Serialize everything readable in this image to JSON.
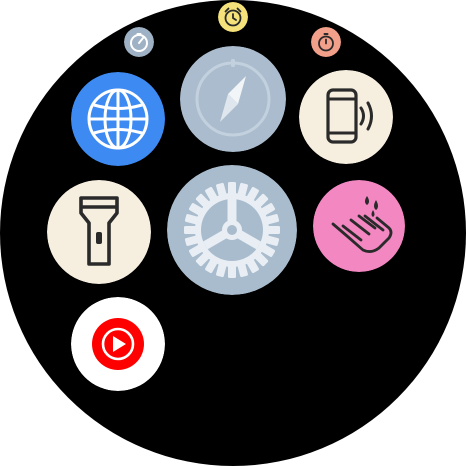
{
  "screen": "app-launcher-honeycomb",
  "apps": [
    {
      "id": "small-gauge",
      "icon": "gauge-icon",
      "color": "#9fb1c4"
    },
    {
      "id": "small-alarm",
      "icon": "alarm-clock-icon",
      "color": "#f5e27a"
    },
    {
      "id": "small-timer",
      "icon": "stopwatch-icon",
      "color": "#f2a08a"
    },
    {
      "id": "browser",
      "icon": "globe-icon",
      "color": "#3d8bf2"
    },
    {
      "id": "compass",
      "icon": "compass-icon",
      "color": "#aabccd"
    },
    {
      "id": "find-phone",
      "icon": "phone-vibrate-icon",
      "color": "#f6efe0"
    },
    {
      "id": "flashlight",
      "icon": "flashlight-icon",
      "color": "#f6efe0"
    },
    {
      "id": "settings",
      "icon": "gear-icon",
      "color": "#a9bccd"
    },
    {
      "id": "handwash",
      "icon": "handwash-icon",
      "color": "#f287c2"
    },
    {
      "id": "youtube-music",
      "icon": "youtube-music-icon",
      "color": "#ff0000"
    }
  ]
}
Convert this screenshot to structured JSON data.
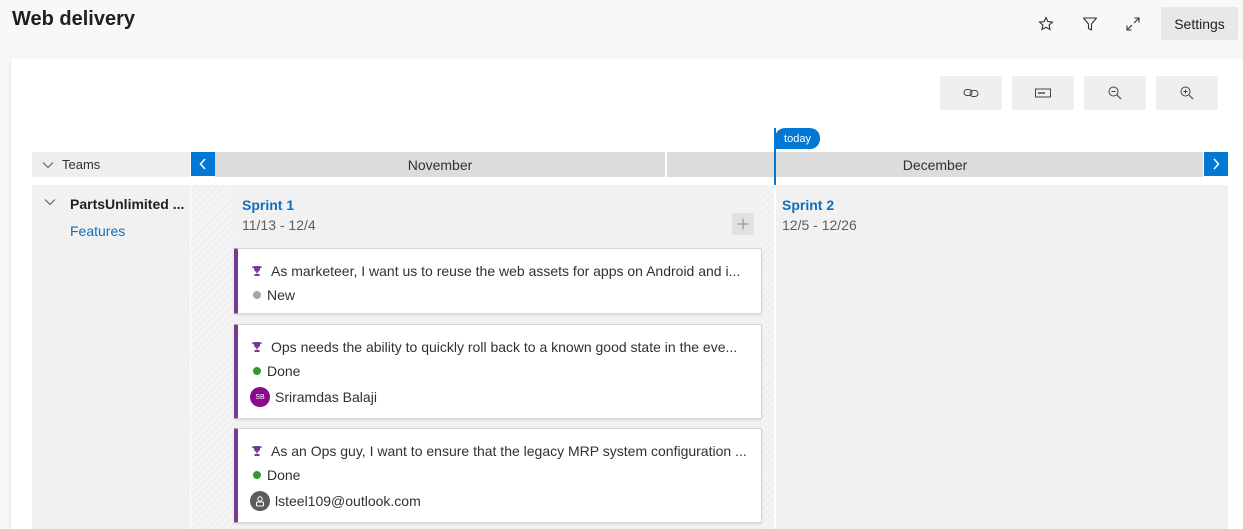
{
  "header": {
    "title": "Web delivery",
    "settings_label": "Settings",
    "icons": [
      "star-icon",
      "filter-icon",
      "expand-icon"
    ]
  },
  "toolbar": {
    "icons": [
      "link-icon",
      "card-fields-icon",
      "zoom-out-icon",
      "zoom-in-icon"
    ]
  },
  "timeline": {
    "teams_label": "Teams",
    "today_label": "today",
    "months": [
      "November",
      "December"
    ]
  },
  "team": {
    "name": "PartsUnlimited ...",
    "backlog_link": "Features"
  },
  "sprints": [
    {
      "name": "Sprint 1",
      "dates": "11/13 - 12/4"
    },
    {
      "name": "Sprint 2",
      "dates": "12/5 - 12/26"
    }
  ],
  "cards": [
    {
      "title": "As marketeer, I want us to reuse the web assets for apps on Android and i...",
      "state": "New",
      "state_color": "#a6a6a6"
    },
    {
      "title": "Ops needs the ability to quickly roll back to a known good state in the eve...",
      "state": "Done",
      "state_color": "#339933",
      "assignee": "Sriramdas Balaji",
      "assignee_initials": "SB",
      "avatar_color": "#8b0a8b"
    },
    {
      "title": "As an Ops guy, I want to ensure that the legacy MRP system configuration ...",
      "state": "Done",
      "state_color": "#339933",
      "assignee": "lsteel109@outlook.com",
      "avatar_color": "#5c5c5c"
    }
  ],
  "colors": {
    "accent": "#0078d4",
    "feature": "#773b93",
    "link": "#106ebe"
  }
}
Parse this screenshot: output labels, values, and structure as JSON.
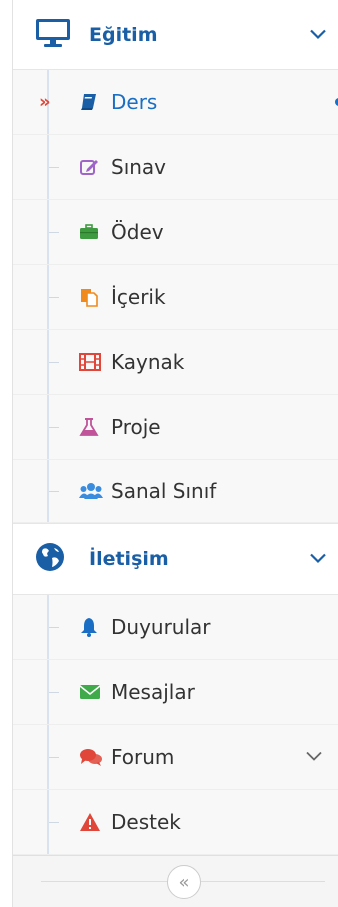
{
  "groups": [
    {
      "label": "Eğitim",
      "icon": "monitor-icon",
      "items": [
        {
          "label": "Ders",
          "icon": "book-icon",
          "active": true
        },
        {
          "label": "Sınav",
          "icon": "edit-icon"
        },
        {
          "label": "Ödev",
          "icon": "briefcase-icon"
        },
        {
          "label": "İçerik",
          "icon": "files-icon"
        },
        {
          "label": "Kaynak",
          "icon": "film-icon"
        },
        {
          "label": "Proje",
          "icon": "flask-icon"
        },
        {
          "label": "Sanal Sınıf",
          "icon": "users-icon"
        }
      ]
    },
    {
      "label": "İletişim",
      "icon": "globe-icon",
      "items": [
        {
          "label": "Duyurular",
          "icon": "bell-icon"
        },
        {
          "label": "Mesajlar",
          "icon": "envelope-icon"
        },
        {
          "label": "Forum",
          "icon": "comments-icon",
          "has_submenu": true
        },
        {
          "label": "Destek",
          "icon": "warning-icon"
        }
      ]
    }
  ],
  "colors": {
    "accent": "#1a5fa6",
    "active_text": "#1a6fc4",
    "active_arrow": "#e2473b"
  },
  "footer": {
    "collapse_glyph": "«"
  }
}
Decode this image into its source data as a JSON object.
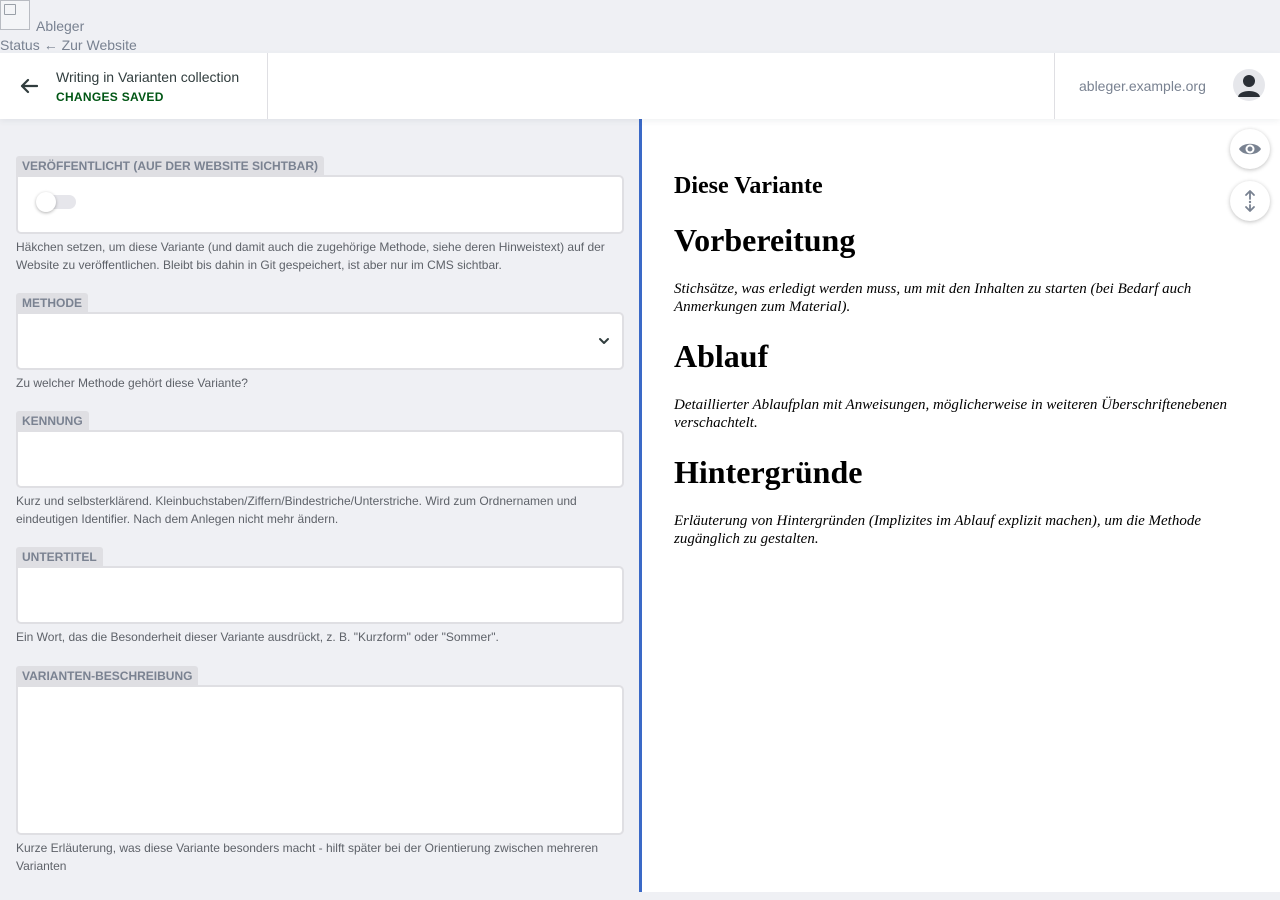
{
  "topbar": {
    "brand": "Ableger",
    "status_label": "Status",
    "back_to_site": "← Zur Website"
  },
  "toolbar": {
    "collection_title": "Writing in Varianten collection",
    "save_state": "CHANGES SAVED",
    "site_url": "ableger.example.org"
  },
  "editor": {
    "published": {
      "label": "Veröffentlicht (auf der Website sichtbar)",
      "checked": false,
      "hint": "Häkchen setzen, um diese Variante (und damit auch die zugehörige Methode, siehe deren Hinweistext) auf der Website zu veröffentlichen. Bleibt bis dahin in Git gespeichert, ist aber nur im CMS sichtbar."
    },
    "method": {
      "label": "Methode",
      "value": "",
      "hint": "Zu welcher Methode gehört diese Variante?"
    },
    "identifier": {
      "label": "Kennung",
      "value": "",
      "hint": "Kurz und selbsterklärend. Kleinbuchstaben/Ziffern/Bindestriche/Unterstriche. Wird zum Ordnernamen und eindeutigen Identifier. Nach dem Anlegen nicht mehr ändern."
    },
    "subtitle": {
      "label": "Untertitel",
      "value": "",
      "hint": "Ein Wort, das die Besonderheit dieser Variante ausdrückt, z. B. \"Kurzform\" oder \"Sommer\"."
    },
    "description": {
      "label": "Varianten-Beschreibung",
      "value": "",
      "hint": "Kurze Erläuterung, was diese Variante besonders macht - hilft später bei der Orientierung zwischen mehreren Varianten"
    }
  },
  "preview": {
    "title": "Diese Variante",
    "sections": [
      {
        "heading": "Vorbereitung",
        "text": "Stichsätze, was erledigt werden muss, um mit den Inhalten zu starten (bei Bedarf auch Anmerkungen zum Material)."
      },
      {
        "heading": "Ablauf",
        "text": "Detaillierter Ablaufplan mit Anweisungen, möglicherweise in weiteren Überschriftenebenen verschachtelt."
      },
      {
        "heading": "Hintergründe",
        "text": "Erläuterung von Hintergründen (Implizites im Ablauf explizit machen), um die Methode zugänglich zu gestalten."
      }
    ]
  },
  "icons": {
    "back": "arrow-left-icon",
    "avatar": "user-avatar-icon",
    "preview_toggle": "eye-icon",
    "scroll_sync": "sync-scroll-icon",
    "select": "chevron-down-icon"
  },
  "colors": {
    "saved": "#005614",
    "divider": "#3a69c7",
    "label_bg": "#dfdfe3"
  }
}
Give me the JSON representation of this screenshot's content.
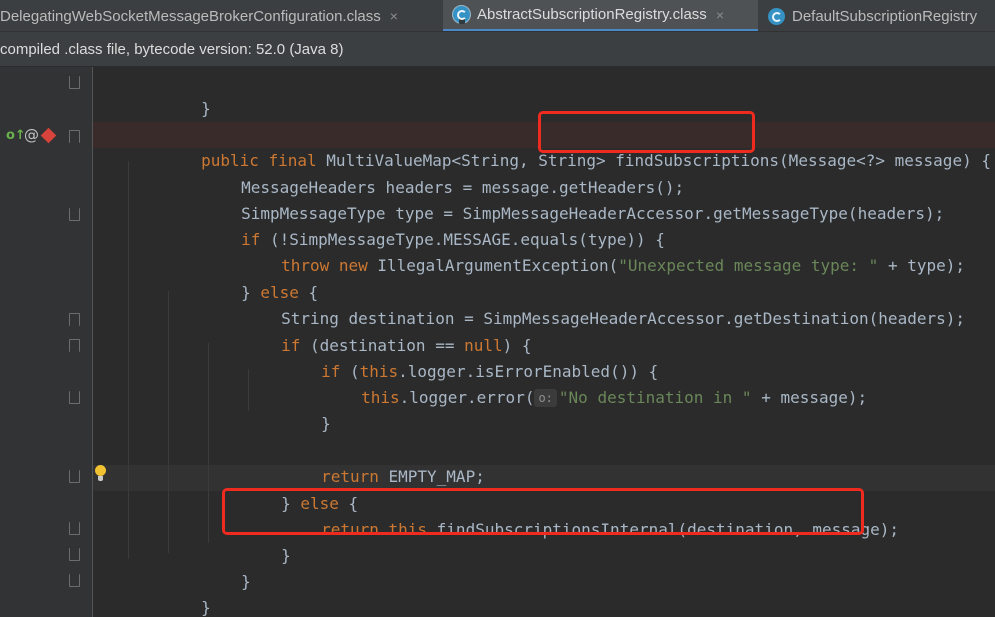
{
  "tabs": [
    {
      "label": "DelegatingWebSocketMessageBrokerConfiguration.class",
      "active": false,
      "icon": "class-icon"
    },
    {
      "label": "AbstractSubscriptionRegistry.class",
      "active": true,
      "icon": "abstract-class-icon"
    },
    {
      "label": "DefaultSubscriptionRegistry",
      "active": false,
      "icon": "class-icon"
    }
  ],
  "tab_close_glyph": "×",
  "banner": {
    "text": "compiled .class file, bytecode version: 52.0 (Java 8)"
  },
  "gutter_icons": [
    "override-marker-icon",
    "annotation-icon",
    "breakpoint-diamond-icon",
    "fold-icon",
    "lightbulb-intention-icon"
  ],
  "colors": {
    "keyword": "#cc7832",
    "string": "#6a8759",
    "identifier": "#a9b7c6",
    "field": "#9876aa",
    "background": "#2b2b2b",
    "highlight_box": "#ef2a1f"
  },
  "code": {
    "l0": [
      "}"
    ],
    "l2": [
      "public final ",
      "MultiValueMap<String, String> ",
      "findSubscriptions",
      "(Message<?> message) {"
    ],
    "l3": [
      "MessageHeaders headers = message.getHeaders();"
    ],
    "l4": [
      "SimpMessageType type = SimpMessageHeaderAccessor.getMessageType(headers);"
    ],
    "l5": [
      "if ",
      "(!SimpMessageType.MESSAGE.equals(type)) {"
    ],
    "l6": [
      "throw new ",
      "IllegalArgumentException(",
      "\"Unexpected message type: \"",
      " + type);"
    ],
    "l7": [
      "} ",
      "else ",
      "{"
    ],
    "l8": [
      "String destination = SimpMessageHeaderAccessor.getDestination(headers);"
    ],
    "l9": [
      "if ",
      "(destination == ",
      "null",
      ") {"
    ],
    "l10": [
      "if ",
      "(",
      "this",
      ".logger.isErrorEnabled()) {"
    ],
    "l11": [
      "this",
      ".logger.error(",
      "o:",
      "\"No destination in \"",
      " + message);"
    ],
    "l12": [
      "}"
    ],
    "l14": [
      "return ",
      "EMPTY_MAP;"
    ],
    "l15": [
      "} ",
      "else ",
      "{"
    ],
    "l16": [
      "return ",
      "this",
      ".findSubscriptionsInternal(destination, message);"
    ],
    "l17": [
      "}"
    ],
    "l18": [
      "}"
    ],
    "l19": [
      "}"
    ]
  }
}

--*--

Select every line above that contains the word "screenshot", and copy it.

Convert this screenshot to structured JSON data.
Parse this screenshot: output labels, values, and structure as JSON.
Give me the JSON representation of this screenshot's content.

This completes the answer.